=== Request ===
All lines featuring the string "into" are to be listed.

[Recorded data]
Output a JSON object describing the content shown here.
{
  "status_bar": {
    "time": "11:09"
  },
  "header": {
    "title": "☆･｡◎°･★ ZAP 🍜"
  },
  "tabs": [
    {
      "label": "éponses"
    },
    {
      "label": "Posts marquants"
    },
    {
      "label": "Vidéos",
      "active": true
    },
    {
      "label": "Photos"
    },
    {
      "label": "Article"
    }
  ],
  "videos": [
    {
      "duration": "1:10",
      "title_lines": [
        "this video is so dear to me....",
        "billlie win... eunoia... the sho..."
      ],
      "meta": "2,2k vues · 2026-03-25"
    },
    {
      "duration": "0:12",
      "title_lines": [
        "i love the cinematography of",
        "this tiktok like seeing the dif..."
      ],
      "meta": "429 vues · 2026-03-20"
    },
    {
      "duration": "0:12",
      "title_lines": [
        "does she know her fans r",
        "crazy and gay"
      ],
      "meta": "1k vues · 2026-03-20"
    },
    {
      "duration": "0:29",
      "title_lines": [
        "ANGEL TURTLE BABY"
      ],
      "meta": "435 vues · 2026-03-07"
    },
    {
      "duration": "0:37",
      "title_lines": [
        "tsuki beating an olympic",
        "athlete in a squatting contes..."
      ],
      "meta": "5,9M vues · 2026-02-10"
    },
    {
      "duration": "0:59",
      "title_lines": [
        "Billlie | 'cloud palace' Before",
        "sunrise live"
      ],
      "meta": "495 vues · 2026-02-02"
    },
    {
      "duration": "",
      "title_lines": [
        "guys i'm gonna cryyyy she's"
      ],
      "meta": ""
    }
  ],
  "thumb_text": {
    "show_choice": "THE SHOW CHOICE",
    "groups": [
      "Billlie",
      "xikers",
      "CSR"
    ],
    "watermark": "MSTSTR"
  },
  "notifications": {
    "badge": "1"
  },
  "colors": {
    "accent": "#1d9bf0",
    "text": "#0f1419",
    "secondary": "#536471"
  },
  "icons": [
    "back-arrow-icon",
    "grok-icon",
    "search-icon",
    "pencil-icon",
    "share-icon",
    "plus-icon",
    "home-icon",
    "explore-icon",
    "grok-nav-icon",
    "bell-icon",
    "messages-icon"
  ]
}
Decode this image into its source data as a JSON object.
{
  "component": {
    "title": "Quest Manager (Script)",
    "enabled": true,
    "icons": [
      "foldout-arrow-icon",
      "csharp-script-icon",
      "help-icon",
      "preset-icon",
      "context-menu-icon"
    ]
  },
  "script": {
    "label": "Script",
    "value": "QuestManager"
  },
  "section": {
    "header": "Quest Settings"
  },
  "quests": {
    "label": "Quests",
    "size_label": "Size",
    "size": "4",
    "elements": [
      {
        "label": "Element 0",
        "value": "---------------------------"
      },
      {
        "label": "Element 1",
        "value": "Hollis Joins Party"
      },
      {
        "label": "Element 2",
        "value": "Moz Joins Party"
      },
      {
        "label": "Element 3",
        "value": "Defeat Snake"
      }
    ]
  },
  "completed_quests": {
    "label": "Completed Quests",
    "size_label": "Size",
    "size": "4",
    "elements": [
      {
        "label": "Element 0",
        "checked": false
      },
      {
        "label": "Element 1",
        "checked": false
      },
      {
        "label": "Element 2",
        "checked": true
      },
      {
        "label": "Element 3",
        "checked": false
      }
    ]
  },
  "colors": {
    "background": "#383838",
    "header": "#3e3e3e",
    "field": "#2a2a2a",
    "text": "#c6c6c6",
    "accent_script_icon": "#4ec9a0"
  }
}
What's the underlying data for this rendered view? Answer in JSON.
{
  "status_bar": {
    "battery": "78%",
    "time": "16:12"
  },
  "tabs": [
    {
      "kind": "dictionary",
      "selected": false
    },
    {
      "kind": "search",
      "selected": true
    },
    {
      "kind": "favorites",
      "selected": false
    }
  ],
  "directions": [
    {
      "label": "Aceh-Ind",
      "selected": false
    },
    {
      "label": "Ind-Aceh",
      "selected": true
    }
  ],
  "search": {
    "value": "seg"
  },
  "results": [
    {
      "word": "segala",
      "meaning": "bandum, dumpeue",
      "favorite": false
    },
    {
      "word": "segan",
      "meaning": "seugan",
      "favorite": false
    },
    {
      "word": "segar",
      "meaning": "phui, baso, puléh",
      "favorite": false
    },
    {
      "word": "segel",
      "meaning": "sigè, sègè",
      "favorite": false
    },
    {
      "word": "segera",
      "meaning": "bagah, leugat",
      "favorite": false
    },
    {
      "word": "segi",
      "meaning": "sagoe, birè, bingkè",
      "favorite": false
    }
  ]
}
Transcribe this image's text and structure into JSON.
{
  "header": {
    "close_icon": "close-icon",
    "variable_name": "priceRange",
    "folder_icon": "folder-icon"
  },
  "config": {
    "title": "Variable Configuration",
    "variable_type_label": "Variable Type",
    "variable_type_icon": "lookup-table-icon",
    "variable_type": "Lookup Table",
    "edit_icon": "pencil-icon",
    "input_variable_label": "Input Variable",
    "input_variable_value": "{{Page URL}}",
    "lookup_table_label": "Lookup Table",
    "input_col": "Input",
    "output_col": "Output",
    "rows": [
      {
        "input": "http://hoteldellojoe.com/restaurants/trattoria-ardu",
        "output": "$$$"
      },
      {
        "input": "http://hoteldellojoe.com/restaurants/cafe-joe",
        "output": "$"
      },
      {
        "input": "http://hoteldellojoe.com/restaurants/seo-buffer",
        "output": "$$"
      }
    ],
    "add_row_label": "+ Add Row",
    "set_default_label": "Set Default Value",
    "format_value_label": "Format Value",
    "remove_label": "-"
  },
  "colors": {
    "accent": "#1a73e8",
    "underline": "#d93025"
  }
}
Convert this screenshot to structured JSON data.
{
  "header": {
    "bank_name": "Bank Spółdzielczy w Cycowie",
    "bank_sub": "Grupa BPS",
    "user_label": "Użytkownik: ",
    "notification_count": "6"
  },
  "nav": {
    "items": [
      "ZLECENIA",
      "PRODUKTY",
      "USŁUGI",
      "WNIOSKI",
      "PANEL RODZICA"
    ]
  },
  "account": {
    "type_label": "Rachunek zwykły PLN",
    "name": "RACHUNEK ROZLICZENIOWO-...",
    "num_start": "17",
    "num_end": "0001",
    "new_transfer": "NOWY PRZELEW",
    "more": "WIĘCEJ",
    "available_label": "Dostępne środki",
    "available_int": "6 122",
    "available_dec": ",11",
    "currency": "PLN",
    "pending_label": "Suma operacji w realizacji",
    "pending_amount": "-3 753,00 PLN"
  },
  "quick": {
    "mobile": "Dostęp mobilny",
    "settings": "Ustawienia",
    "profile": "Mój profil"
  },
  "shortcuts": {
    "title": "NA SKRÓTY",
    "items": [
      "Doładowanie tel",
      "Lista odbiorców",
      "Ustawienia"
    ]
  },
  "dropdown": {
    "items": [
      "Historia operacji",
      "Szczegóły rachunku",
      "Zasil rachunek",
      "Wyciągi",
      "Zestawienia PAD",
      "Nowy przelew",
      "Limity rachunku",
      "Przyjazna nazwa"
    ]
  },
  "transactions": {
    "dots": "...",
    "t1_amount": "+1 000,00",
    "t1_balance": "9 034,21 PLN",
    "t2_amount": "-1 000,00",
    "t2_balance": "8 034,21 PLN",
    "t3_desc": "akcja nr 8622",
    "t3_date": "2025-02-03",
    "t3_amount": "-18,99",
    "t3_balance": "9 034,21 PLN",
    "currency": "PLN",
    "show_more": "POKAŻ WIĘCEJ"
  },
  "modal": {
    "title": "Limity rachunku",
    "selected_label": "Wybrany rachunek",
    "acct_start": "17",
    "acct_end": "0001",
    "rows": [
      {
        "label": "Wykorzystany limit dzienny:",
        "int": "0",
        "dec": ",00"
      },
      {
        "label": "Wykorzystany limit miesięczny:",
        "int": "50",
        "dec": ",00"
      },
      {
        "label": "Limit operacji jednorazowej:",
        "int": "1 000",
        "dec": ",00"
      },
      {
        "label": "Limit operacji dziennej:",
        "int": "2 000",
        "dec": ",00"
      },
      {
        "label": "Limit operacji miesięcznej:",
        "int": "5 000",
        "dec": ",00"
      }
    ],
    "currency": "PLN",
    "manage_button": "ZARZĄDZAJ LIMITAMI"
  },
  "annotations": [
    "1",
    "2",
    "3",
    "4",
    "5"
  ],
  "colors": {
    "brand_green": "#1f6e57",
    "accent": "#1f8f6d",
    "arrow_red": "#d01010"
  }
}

=== Result for this task ===
Decode this image into its source data as a JSON object.
Transcribe this image's text and structure into JSON.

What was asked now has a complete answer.